§ **GOAL OF THE EXERCISE**: Using the records provided below, locate and copy each line that contains the word "Starting".

━━━━━━━━

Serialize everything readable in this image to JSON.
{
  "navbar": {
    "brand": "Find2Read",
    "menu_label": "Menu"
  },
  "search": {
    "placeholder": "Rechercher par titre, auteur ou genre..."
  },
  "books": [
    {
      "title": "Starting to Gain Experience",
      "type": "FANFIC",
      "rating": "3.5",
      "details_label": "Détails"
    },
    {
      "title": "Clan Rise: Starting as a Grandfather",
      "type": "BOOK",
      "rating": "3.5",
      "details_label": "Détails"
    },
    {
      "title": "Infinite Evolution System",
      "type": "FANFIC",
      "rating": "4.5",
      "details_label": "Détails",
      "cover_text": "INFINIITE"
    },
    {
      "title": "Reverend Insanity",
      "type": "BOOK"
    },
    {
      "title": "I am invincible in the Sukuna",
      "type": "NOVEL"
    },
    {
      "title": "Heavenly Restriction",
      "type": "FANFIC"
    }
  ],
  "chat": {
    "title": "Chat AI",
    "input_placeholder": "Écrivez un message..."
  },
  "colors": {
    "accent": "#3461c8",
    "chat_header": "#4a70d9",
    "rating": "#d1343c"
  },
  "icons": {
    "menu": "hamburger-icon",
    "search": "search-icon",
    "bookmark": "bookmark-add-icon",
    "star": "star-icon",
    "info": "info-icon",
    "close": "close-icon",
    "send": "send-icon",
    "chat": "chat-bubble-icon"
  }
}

━━━━━━━━

§ **OUTPUT BELOW**:
      "title": "Starting to Gain Experience",
      "title": "Clan Rise: Starting as a Grandfather",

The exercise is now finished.